__Your goal__
Examine each line of the data. Copy those that contain the string "істейді".

__Recorded data__

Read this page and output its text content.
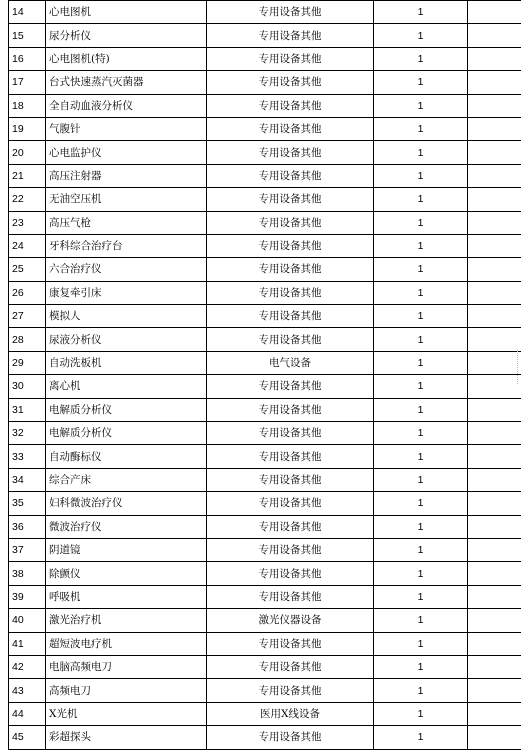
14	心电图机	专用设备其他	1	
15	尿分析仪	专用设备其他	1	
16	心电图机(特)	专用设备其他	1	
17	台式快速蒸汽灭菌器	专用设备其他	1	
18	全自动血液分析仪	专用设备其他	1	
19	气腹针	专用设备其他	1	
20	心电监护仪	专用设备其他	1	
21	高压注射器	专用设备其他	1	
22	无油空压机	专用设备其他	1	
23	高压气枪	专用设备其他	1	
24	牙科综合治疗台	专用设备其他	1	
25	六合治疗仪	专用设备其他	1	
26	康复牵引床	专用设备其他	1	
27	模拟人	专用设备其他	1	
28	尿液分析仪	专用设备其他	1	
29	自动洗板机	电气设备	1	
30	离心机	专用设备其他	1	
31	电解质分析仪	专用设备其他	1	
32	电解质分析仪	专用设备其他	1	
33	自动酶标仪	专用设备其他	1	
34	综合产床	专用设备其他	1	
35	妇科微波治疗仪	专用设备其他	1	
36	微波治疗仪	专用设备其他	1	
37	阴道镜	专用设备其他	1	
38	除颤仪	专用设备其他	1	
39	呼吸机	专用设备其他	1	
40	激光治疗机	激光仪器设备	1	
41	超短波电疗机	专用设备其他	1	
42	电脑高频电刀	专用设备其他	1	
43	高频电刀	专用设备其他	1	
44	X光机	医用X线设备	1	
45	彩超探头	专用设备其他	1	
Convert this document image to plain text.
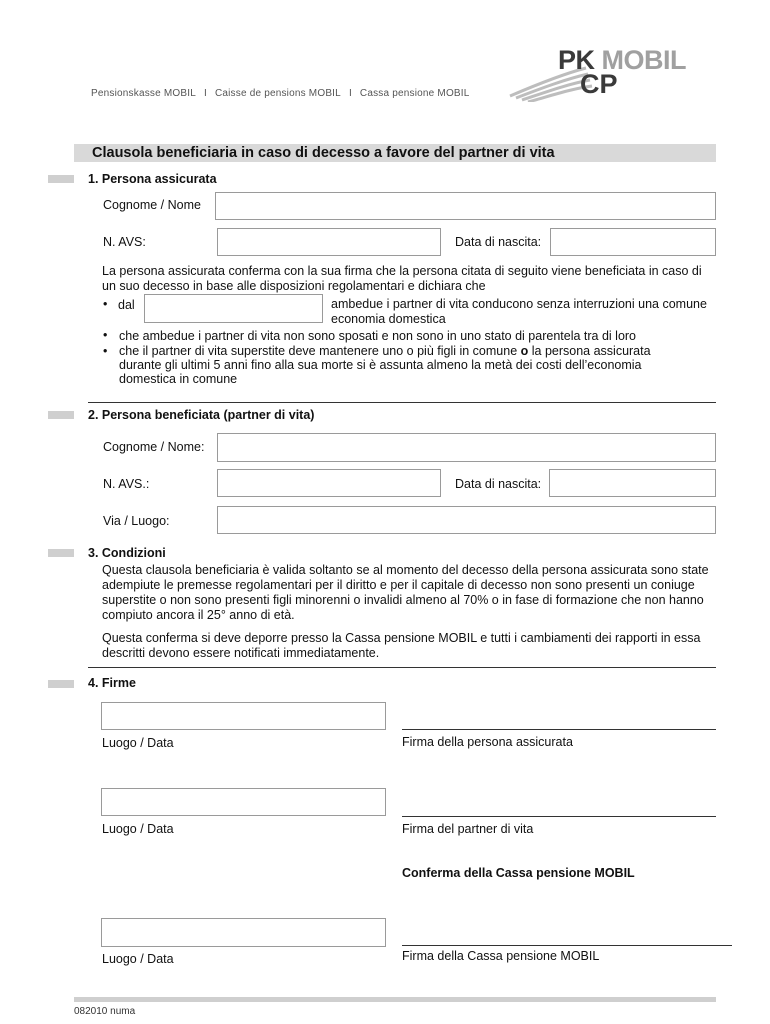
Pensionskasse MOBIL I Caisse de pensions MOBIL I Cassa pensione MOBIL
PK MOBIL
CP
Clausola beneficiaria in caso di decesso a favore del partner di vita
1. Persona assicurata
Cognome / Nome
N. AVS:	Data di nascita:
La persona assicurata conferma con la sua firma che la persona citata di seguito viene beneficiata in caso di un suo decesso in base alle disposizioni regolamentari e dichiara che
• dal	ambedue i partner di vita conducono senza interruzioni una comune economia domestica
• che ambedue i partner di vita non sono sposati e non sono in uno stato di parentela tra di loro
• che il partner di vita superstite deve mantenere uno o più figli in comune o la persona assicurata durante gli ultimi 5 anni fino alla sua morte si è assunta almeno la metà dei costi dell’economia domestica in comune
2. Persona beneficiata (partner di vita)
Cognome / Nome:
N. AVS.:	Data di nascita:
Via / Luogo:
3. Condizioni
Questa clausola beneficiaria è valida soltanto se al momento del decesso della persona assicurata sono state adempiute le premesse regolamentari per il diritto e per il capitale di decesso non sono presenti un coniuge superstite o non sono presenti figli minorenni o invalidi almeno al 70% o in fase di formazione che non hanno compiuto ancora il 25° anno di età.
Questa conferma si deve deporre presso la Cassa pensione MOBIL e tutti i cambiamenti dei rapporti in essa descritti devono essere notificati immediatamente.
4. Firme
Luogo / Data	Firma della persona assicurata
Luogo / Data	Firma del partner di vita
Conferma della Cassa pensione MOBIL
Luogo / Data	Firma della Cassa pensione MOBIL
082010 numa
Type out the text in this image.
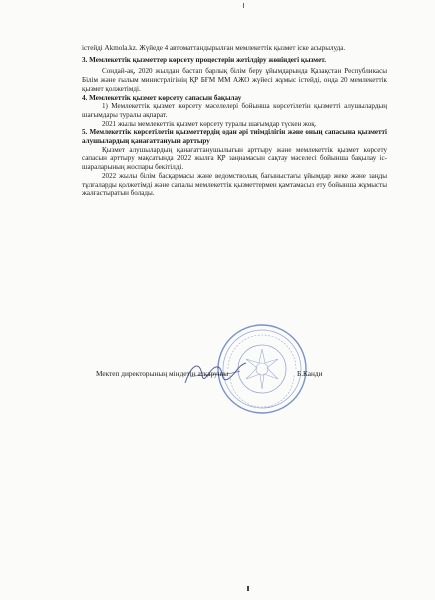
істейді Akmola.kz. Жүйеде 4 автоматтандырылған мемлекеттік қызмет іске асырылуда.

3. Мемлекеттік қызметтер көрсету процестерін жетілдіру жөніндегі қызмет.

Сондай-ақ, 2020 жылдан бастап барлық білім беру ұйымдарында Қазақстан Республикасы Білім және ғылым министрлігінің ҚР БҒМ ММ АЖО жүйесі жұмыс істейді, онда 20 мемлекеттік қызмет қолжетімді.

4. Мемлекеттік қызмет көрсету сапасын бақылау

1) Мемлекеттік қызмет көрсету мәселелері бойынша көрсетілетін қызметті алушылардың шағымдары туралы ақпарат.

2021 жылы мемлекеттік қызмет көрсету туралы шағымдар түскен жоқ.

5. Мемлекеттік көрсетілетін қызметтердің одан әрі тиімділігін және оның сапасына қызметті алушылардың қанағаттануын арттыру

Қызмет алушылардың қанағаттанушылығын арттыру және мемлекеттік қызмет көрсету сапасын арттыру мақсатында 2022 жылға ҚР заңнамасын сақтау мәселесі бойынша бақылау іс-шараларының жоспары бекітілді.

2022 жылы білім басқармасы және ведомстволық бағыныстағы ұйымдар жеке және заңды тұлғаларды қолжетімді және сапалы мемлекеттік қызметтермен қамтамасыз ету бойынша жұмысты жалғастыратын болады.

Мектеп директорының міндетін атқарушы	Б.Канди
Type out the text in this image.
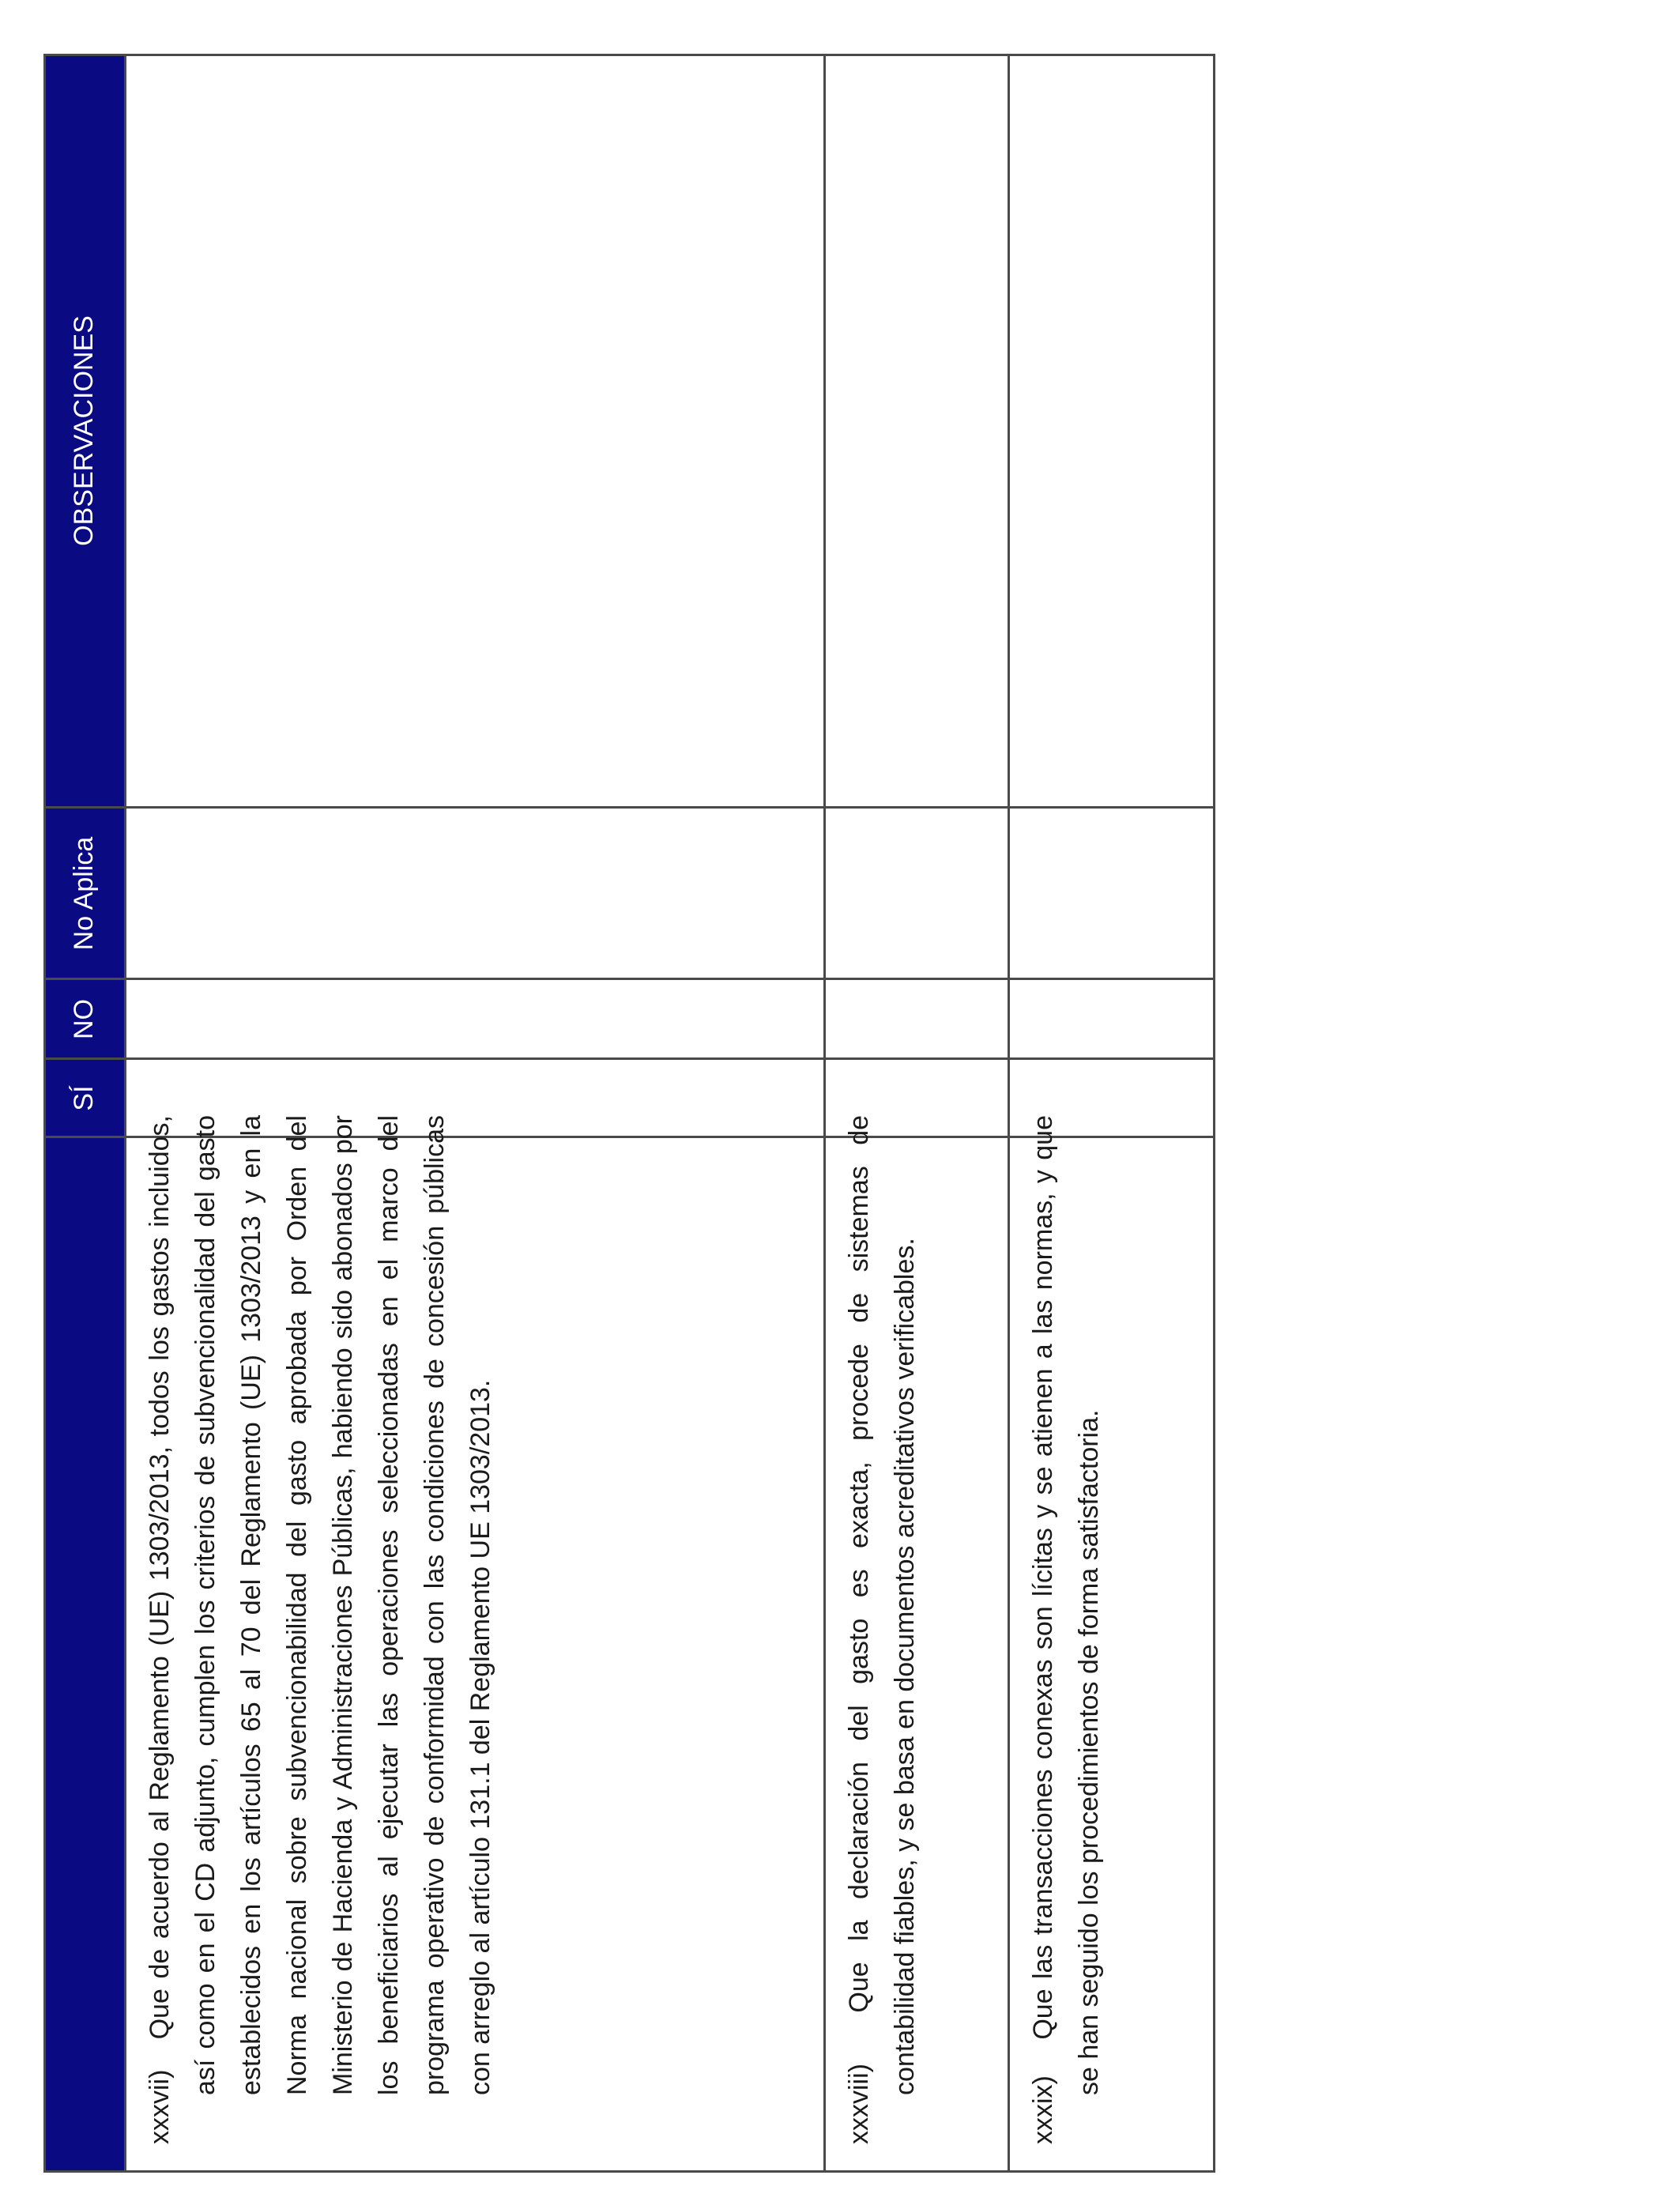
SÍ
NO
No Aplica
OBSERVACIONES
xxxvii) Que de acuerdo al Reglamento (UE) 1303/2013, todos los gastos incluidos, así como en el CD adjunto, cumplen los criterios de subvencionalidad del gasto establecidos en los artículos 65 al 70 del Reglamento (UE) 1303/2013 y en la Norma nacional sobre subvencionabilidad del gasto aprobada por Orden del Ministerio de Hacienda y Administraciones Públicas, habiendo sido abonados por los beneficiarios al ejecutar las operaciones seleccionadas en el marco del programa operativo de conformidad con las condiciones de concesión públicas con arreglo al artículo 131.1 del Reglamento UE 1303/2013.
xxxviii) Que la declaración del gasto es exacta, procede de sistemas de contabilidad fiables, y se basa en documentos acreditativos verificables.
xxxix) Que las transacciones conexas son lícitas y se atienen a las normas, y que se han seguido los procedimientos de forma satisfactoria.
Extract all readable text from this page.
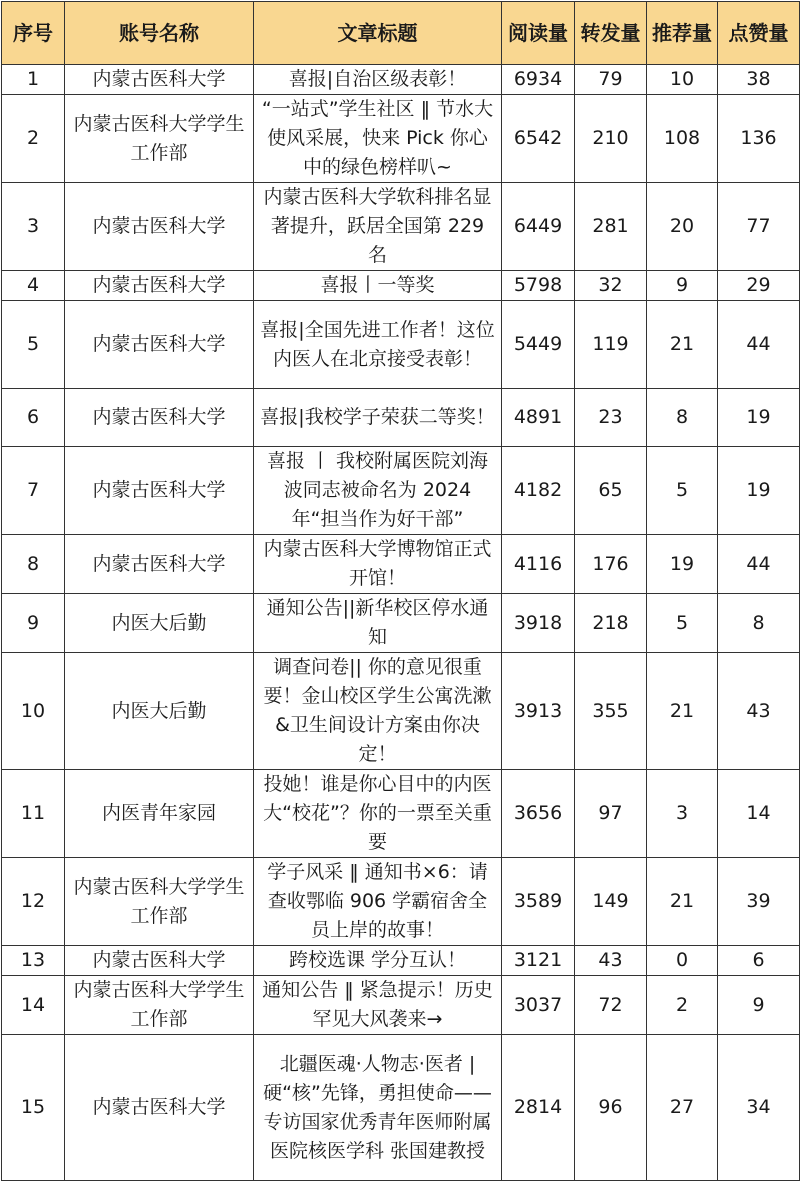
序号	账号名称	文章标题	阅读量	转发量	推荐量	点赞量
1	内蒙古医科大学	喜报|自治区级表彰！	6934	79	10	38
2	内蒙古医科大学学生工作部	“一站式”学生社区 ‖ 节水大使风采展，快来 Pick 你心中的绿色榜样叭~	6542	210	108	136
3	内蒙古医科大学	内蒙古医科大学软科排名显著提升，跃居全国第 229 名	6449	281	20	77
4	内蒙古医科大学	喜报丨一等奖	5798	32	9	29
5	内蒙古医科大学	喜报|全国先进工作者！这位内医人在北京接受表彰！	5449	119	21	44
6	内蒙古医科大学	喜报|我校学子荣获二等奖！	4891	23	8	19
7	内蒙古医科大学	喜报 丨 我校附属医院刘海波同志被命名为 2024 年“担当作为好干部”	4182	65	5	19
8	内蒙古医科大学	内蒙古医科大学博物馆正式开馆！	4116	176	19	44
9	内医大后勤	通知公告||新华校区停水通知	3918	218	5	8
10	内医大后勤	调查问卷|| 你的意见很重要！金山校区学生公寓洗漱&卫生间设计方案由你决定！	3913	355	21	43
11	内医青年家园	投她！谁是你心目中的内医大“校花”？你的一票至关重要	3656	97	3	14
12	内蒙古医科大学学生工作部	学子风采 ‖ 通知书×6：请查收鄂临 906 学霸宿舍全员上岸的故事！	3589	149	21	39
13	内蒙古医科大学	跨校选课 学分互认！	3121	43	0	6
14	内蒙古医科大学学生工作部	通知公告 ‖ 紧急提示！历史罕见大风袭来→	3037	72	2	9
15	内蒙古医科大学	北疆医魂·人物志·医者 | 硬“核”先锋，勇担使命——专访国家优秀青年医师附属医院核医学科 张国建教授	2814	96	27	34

__Full response__
істейді Akmola.kz. Жүйеде 4 автоматтандырылған мемлекеттік қызмет іске асырылуда.
Сондай-ақ, 2020 жылдан бастап барлық білім беру ұйымдарында Қазақстан Республикасы Білім және ғылым министрлігінің ҚР БҒМ ММ АЖО жүйесі жұмыс істейді, онда 20 мемлекеттік қызмет қолжетімді.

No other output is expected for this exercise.